### Goal
Work out the number of lines with "ylabel" in them. Reply with that number and no other words.

# # # #

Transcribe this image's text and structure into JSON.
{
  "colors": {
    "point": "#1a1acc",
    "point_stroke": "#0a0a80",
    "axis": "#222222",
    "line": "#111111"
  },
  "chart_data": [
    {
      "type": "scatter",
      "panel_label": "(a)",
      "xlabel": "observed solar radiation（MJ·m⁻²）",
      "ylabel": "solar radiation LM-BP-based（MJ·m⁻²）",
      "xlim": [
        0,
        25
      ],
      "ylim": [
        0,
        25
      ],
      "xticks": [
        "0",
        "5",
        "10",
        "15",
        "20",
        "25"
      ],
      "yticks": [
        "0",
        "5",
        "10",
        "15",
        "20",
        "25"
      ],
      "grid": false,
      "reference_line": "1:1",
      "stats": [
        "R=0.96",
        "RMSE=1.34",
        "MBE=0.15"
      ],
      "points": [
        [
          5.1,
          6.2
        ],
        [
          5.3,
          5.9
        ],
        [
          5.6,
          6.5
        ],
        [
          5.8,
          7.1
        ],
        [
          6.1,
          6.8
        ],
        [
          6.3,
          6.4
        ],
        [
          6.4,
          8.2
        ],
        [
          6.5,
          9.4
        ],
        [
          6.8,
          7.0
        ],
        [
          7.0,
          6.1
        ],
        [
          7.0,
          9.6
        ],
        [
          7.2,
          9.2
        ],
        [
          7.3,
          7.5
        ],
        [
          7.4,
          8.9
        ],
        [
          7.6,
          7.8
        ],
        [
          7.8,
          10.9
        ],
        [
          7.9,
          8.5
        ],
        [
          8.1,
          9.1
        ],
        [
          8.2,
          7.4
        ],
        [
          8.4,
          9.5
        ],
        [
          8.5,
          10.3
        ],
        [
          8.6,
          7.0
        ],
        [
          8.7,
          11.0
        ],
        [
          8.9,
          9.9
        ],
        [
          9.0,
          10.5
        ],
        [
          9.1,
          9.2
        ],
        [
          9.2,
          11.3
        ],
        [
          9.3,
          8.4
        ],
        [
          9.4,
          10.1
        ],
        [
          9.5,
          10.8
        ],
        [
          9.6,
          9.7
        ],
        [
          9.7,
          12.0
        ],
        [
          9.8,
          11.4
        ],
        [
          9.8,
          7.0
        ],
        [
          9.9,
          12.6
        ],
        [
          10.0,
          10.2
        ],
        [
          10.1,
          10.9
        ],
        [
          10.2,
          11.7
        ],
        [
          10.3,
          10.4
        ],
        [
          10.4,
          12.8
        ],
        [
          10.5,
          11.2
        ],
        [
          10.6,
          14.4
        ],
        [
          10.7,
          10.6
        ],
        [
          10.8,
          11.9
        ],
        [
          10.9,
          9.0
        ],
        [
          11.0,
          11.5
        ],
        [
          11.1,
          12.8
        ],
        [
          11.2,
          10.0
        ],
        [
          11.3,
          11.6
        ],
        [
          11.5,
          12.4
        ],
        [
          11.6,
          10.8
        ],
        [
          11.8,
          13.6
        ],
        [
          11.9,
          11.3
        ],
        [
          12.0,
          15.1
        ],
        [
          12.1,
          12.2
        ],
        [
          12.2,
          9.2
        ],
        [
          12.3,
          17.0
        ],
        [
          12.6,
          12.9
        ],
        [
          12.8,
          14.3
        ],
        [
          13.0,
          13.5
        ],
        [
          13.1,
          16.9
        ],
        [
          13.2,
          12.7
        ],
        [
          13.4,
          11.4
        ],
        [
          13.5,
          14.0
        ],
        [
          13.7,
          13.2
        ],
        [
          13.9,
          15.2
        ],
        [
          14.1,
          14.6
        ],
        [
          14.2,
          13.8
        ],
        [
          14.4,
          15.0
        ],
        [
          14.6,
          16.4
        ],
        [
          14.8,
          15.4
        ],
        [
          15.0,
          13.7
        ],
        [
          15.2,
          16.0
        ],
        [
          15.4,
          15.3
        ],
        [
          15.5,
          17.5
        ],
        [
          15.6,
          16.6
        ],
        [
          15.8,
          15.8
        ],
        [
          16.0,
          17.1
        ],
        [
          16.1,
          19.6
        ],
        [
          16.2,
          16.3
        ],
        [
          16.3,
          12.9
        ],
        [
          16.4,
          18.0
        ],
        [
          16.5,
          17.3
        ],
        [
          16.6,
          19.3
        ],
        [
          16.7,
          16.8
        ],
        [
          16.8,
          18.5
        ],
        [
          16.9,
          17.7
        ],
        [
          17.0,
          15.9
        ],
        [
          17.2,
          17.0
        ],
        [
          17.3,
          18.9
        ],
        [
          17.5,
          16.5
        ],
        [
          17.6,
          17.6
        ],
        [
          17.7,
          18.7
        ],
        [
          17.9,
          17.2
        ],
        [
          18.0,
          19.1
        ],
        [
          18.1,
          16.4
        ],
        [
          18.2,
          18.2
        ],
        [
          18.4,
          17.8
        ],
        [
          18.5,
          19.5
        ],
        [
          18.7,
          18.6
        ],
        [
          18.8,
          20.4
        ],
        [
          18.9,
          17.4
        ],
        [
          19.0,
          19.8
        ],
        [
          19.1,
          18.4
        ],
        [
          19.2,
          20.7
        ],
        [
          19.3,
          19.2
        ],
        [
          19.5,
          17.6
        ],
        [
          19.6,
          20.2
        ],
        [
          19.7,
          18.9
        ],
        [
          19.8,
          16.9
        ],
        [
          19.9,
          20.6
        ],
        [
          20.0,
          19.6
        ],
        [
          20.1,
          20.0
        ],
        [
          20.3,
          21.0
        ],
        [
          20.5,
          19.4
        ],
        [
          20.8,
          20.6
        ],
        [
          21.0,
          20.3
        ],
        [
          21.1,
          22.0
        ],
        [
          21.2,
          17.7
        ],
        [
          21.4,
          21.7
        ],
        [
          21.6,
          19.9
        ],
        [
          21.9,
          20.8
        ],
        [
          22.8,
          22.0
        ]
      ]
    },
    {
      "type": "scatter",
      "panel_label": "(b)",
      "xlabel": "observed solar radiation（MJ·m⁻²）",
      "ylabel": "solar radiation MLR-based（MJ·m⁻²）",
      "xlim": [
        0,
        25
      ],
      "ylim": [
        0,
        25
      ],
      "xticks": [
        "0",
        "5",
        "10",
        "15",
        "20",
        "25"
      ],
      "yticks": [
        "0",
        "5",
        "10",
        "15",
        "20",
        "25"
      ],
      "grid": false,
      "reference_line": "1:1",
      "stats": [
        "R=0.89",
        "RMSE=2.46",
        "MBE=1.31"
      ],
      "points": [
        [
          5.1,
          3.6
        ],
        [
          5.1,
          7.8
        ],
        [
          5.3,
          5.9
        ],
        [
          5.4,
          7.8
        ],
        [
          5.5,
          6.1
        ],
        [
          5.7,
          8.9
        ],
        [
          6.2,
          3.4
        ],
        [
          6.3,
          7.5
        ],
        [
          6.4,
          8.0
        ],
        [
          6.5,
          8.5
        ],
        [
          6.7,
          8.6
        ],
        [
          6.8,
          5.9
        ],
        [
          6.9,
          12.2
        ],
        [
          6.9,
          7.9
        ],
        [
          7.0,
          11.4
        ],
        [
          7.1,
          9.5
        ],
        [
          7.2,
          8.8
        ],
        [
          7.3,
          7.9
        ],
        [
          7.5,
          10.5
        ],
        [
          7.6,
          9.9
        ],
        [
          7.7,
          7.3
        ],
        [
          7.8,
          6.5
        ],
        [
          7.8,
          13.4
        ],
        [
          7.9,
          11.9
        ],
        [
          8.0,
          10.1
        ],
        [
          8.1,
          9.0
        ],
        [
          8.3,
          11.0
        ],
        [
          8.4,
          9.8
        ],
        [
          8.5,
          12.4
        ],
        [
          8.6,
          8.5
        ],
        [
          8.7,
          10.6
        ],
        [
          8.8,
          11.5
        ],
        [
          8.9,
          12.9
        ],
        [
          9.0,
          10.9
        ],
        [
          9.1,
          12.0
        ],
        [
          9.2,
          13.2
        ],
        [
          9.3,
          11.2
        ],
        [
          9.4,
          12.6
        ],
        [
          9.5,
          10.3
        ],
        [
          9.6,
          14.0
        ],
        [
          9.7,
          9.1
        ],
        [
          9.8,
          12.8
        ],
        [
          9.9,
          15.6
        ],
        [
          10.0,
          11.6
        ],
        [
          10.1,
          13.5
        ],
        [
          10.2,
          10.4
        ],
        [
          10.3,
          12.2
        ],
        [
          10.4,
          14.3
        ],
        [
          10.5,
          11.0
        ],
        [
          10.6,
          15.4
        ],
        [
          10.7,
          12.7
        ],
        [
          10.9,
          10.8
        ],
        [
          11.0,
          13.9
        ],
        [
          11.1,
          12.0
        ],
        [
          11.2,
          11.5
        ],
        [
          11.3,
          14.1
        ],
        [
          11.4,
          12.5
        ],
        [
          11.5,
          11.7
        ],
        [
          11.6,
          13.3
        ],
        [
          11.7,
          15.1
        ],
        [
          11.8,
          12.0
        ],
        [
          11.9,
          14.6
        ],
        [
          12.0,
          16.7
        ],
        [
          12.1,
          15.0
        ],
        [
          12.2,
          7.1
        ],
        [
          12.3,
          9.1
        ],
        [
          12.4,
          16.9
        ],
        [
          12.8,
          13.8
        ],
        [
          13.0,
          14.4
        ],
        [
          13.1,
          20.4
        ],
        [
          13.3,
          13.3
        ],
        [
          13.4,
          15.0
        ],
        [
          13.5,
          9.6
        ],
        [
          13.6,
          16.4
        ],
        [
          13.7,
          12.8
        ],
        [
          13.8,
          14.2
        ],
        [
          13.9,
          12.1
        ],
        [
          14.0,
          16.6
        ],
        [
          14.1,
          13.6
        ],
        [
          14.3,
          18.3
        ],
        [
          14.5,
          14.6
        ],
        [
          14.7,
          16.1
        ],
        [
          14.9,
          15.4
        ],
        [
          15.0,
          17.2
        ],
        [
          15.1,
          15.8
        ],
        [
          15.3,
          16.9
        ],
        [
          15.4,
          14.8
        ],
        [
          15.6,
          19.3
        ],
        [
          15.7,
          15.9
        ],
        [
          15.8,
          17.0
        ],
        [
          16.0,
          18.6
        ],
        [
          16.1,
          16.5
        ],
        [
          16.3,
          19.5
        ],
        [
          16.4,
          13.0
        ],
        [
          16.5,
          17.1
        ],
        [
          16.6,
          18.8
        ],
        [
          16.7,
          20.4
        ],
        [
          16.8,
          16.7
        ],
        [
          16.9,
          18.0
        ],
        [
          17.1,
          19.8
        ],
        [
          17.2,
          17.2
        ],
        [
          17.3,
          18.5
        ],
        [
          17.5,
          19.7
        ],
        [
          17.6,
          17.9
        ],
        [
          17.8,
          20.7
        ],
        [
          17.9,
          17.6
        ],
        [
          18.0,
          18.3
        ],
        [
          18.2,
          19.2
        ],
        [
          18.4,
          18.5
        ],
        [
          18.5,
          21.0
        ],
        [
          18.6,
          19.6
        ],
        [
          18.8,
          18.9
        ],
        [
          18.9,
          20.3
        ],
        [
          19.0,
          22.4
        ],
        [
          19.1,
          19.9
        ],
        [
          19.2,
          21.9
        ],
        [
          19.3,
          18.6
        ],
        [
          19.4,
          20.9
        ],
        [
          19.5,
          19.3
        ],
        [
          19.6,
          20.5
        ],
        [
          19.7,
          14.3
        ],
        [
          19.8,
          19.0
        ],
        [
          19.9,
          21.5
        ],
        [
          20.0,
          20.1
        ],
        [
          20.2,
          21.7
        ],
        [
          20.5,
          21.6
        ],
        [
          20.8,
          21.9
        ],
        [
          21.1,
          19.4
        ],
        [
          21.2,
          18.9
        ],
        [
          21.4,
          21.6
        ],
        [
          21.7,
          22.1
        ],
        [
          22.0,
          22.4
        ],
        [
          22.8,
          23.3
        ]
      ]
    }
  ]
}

# # # #

### Finished exercise
2